REQUEST: Copy every line of the following data that includes the string "国内头部企业技术成熟度".

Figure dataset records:
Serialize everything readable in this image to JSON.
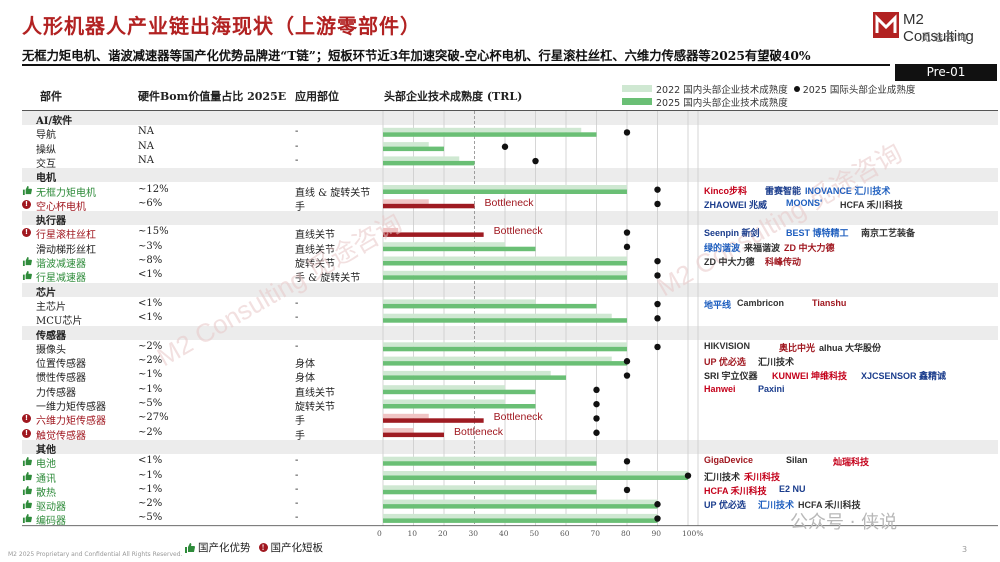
{
  "title": "人形机器人产业链出海现状（上游零部件）",
  "subtitle": "无框力矩电机、谐波减速器等国产化优势品牌进“T链”；短板环节近3年加速突破-空心杯电机、行星滚柱丝杠、六维力传感器等2025有望破40%",
  "page_tag": "Pre-01",
  "brand": {
    "name": "M2 Consulting",
    "sub": "觅途咨询"
  },
  "watermark_text": "M2 Consulting 觅途咨询",
  "headers": {
    "part": "部件",
    "bom": "硬件Bom价值量占比 2025E",
    "pos": "应用部位",
    "trl": "头部企业技术成熟度 (TRL)"
  },
  "legend": {
    "y2022": "2022 国内头部企业技术成熟度",
    "y2025": "2025 国内头部企业技术成熟度",
    "intl": "2025 国际头部企业成熟度"
  },
  "colors": {
    "y2022": "#cfe8d2",
    "y2025": "#6abf75",
    "bottleneck": "#9e1b22",
    "bottleneck_light": "#f0c4c4",
    "dot": "#111111"
  },
  "bottleneck_label": "Bottleneck",
  "chart_data": {
    "type": "bar",
    "xlim": [
      0,
      100
    ],
    "xticks": [
      "0",
      "10",
      "20",
      "30",
      "40",
      "50",
      "60",
      "70",
      "80",
      "90",
      "100%"
    ],
    "rows": [
      {
        "type": "cat",
        "name": "AI/软件"
      },
      {
        "name": "导航",
        "bom": "NA",
        "pos": "-",
        "y2022": 65,
        "y2025": 70,
        "intl": 80
      },
      {
        "name": "操纵",
        "bom": "NA",
        "pos": "-",
        "y2022": 15,
        "y2025": 20,
        "intl": 40
      },
      {
        "name": "交互",
        "bom": "NA",
        "pos": "-",
        "y2022": 25,
        "y2025": 30,
        "intl": 50
      },
      {
        "type": "cat",
        "name": "电机"
      },
      {
        "name": "无框力矩电机",
        "flag": "adv",
        "bom": "~12%",
        "pos": "直线 & 旋转关节",
        "y2022": 80,
        "y2025": 80,
        "intl": 90
      },
      {
        "name": "空心杯电机",
        "flag": "bot",
        "bom": "~6%",
        "pos": "手",
        "y2022": 15,
        "y2025": 30,
        "intl": 90,
        "bottleneck": true
      },
      {
        "type": "cat",
        "name": "执行器"
      },
      {
        "name": "行星滚柱丝杠",
        "flag": "bot",
        "bom": "~15%",
        "pos": "直线关节",
        "y2022": 5,
        "y2025": 33,
        "intl": 80,
        "bottleneck": true
      },
      {
        "name": "滑动梯形丝杠",
        "bom": "~3%",
        "pos": "直线关节",
        "y2022": 40,
        "y2025": 50,
        "intl": 80
      },
      {
        "name": "谐波减速器",
        "flag": "adv",
        "bom": "~8%",
        "pos": "旋转关节",
        "y2022": 80,
        "y2025": 80,
        "intl": 90
      },
      {
        "name": "行星减速器",
        "flag": "adv",
        "bom": "<1%",
        "pos": "手 & 旋转关节",
        "y2022": 80,
        "y2025": 80,
        "intl": 90
      },
      {
        "type": "cat",
        "name": "芯片"
      },
      {
        "name": "主芯片",
        "bom": "<1%",
        "pos": "-",
        "y2022": 50,
        "y2025": 70,
        "intl": 90
      },
      {
        "name": "MCU芯片",
        "bom": "<1%",
        "pos": "-",
        "y2022": 75,
        "y2025": 80,
        "intl": 90
      },
      {
        "type": "cat",
        "name": "传感器"
      },
      {
        "name": "摄像头",
        "bom": "~2%",
        "pos": "-",
        "y2022": 80,
        "y2025": 80,
        "intl": 90
      },
      {
        "name": "位置传感器",
        "bom": "~2%",
        "pos": "身体",
        "y2022": 75,
        "y2025": 80,
        "intl": 80
      },
      {
        "name": "惯性传感器",
        "bom": "~1%",
        "pos": "身体",
        "y2022": 55,
        "y2025": 60,
        "intl": 80
      },
      {
        "name": "力传感器",
        "bom": "~1%",
        "pos": "直线关节",
        "y2022": 40,
        "y2025": 50,
        "intl": 70
      },
      {
        "name": "一维力矩传感器",
        "bom": "~5%",
        "pos": "旋转关节",
        "y2022": 40,
        "y2025": 50,
        "intl": 70
      },
      {
        "name": "六维力矩传感器",
        "flag": "bot",
        "bom": "~27%",
        "pos": "手",
        "y2022": 15,
        "y2025": 33,
        "intl": 70,
        "bottleneck": true
      },
      {
        "name": "触觉传感器",
        "flag": "bot",
        "bom": "~2%",
        "pos": "手",
        "y2022": 10,
        "y2025": 20,
        "intl": 70,
        "bottleneck": true
      },
      {
        "type": "cat",
        "name": "其他"
      },
      {
        "name": "电池",
        "flag": "adv",
        "bom": "<1%",
        "pos": "-",
        "y2022": 70,
        "y2025": 70,
        "intl": 80
      },
      {
        "name": "通讯",
        "flag": "adv",
        "bom": "~1%",
        "pos": "-",
        "y2022": 100,
        "y2025": 100,
        "intl": 100
      },
      {
        "name": "散热",
        "flag": "adv",
        "bom": "~1%",
        "pos": "-",
        "y2022": 70,
        "y2025": 70,
        "intl": 80
      },
      {
        "name": "驱动器",
        "flag": "adv",
        "bom": "~2%",
        "pos": "-",
        "y2022": 90,
        "y2025": 90,
        "intl": 90
      },
      {
        "name": "编码器",
        "flag": "adv",
        "bom": "~5%",
        "pos": "-",
        "y2022": 90,
        "y2025": 90,
        "intl": 90
      }
    ]
  },
  "company_logos": [
    {
      "group": "motors",
      "line1": [
        "Kinco步科",
        "雷赛智能",
        "INOVANCE 汇川技术"
      ],
      "line2": [
        "ZHAOWEI 兆威",
        "MOONS'",
        "HCFA 禾川科技"
      ]
    },
    {
      "group": "actuators",
      "line1": [
        "Seenpin 新剑",
        "BEST 博特精工",
        "南京工艺装备"
      ],
      "line2": [
        "绿的谐波",
        "来福谐波",
        "ZD 中大力德"
      ],
      "line3": [
        "ZD 中大力德",
        "科峰传动"
      ]
    },
    {
      "group": "chips",
      "line1": [
        "地平线",
        "Cambricon",
        "Tianshu"
      ]
    },
    {
      "group": "sensors",
      "line1": [
        "HIKVISION",
        "奥比中光",
        "alhua 大华股份"
      ],
      "line2": [
        "UP 优必选",
        "汇川技术"
      ],
      "line3": [
        "SRI 宇立仪器",
        "KUNWEI 坤维科技",
        "XJCSENSOR 鑫精诚"
      ],
      "line4": [
        "Hanwei",
        "Paxini"
      ]
    },
    {
      "group": "others",
      "line1": [
        "GigaDevice",
        "Silan",
        "灿瑞科技"
      ],
      "line2": [
        "汇川技术",
        "禾川科技"
      ],
      "line3": [
        "HCFA 禾川科技",
        "E2 NU"
      ],
      "line4": [
        "UP 优必选",
        "汇川技术",
        "HCFA 禾川科技"
      ]
    }
  ],
  "bottom_legend": {
    "adv": "国产化优势",
    "bot": "国产化短板"
  },
  "footer": "M2 2025 Proprietary and Confidential All Rights Reserved.",
  "page_number": "3",
  "wechat_watermark": "公众号 · 侠说"
}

WORKED ANSWER:
    "y2022": "2022 国内头部企业技术成熟度",
    "y2025": "2025 国内头部企业技术成熟度",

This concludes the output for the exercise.